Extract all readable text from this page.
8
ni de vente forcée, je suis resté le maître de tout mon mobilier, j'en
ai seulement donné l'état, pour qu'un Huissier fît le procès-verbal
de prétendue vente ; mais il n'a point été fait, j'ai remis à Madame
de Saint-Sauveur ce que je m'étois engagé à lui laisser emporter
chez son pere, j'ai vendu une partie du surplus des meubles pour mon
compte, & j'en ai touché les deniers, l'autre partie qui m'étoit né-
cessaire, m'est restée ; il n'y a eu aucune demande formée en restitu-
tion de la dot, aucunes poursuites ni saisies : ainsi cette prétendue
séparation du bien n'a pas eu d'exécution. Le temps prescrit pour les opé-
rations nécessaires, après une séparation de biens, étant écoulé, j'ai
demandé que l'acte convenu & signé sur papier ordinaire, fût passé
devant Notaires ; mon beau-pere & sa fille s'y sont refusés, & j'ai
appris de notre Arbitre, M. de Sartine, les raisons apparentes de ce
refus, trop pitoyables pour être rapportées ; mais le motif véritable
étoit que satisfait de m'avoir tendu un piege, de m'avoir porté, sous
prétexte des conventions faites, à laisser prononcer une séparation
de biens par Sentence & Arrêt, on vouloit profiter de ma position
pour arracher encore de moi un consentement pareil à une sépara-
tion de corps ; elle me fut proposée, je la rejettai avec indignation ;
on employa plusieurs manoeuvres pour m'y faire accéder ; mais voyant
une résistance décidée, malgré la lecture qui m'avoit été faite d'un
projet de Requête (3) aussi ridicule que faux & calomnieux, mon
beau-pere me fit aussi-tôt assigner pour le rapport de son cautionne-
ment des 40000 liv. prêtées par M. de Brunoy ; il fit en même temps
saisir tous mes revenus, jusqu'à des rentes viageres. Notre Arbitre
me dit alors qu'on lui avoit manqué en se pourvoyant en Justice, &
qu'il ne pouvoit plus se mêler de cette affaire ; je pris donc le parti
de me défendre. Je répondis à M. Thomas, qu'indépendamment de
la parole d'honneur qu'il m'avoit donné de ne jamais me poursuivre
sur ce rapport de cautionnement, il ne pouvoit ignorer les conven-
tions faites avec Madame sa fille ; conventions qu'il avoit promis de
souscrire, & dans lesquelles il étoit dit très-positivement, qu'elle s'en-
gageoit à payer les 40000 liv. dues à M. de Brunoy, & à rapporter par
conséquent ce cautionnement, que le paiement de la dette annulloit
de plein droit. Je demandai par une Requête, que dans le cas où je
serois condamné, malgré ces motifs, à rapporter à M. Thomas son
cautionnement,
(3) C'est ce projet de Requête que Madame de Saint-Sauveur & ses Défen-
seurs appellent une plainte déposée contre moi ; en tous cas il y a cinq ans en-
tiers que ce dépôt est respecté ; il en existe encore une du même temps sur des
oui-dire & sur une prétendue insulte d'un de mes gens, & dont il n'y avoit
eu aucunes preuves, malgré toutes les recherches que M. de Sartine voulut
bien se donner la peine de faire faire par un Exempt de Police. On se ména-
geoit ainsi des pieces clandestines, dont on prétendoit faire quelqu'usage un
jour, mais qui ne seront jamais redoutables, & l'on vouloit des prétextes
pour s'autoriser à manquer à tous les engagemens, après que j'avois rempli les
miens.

........

▶ _Requirement_
Look through the entries and find each line that has the string "Sartine". Copy those lines.

▶ _Answer_
appris de notre Arbitre, M. de Sartine, les raisons apparentes de ce
eu aucunes preuves, malgré toutes les recherches que M. de Sartine voulut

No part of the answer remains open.